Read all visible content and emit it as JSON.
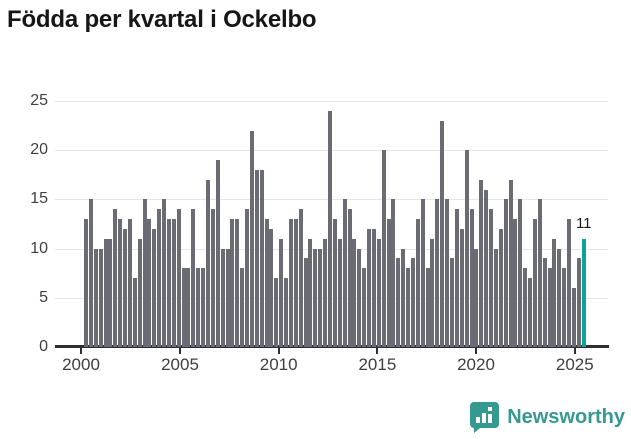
{
  "title": "Födda per kvartal i Ockelbo",
  "chart_data": {
    "type": "bar",
    "title": "Födda per kvartal i Ockelbo",
    "frequency": "quarterly",
    "start_period": "2000-Q1",
    "x_tick_labels": [
      "2000",
      "2005",
      "2010",
      "2015",
      "2020",
      "2025"
    ],
    "y_ticks": [
      0,
      5,
      10,
      15,
      20,
      25
    ],
    "ylim": [
      0,
      25
    ],
    "grid": "horizontal",
    "bar_color": "#6b6b74",
    "highlight_color": "#10a39e",
    "values": [
      13,
      15,
      10,
      10,
      11,
      11,
      14,
      13,
      12,
      13,
      7,
      11,
      15,
      13,
      12,
      14,
      15,
      13,
      13,
      14,
      8,
      8,
      14,
      8,
      8,
      17,
      14,
      19,
      10,
      10,
      13,
      13,
      8,
      14,
      22,
      18,
      18,
      13,
      12,
      7,
      11,
      7,
      13,
      13,
      14,
      9,
      11,
      10,
      10,
      11,
      24,
      13,
      11,
      15,
      14,
      11,
      10,
      8,
      12,
      12,
      11,
      20,
      13,
      15,
      9,
      10,
      8,
      9,
      13,
      15,
      8,
      11,
      15,
      23,
      15,
      9,
      14,
      12,
      20,
      14,
      10,
      17,
      16,
      14,
      10,
      12,
      15,
      17,
      13,
      15,
      8,
      7,
      13,
      15,
      9,
      8,
      11,
      10,
      8,
      13,
      6,
      9,
      11
    ],
    "highlight": {
      "index_from_end": 1,
      "value": 11,
      "label": "11"
    }
  },
  "annotation": {
    "last_value_label": "11"
  },
  "footer": {
    "brand": "Newsworthy",
    "logo_icon": "newsworthy-speech-bubble-bar-chart-icon",
    "brand_color": "#35998f"
  }
}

- - - -

The request:
Find how many lines in the records contain the string "title", then give the number alone.

Task solution:
2